Task prompt
From the listing below, return each line that includes "subtitle".

Dataset

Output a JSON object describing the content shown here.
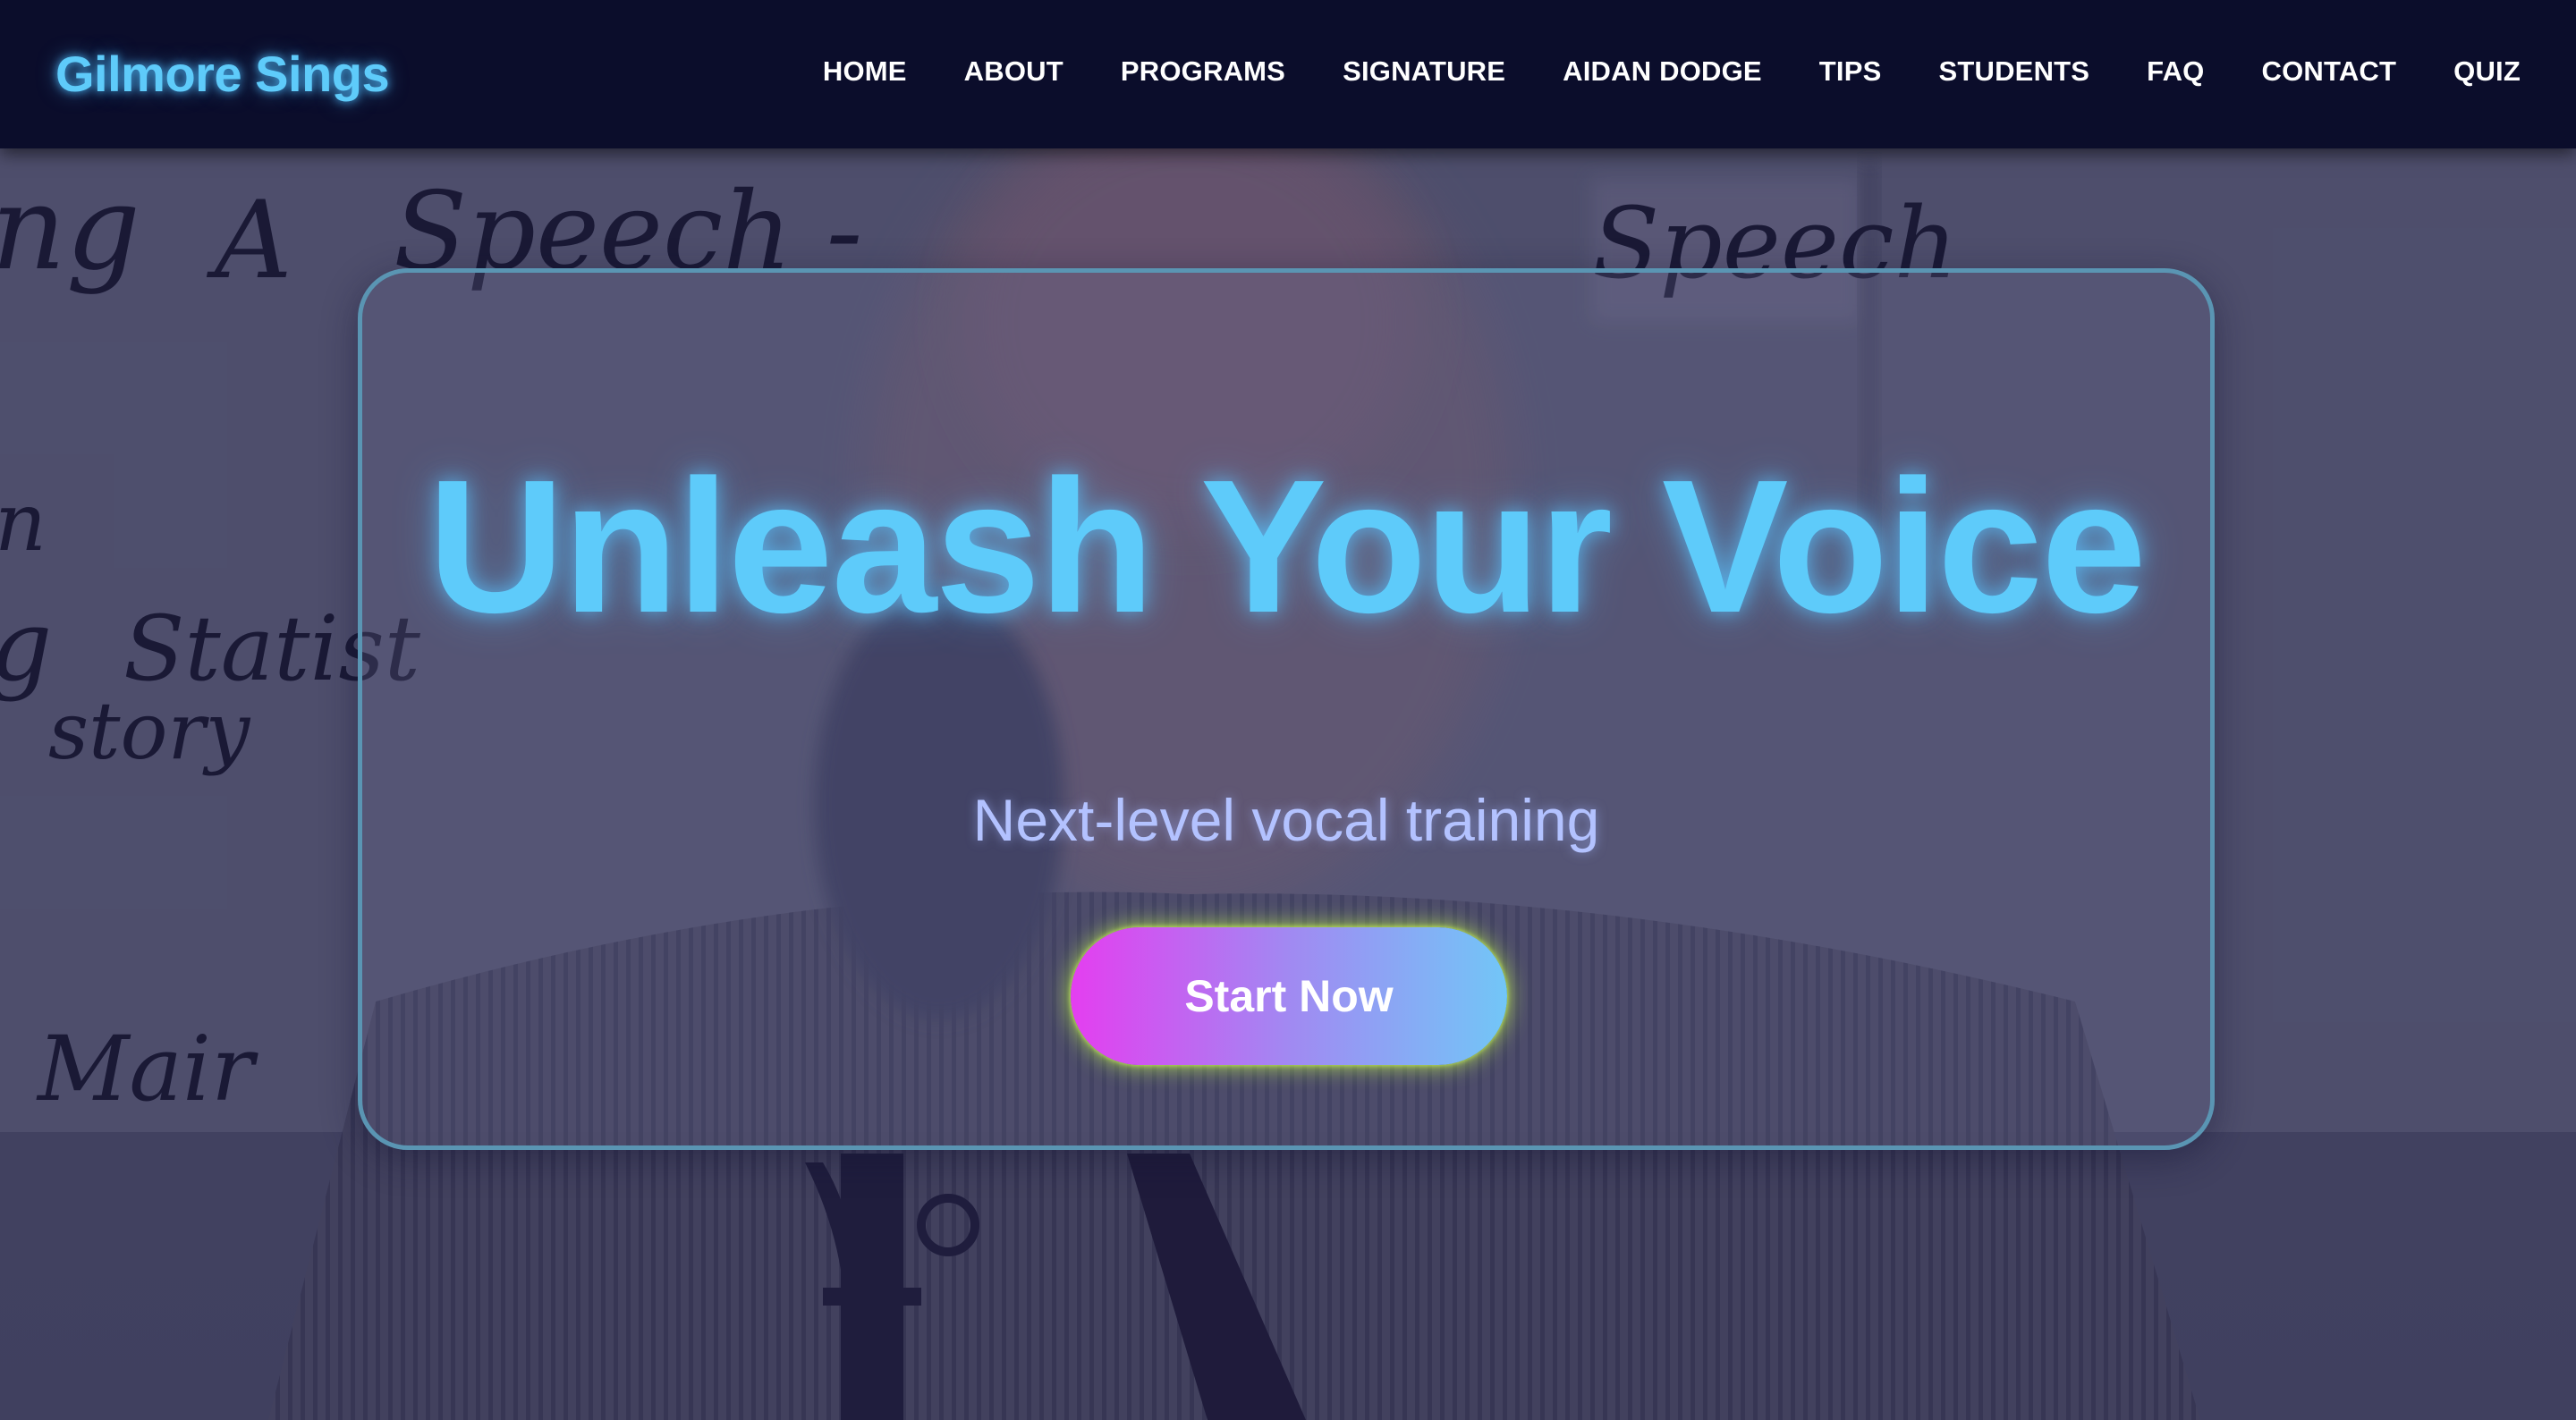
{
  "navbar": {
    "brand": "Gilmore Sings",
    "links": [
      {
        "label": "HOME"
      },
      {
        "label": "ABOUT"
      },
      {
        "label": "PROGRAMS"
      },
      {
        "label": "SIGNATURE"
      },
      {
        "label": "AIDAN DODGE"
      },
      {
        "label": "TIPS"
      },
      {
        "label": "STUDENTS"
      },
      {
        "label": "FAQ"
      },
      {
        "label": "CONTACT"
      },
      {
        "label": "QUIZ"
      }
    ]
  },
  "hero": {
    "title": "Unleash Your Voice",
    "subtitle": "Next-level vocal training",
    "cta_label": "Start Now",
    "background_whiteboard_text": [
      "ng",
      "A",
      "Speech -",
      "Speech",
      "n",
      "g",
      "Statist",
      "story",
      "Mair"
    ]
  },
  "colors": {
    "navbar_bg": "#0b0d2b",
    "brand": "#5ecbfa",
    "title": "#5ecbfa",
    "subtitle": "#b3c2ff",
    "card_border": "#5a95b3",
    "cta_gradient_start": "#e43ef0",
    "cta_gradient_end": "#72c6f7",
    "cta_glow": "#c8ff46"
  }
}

Result of this exercise
    "subtitle": "Next-level vocal training",
    "subtitle": "#b3c2ff",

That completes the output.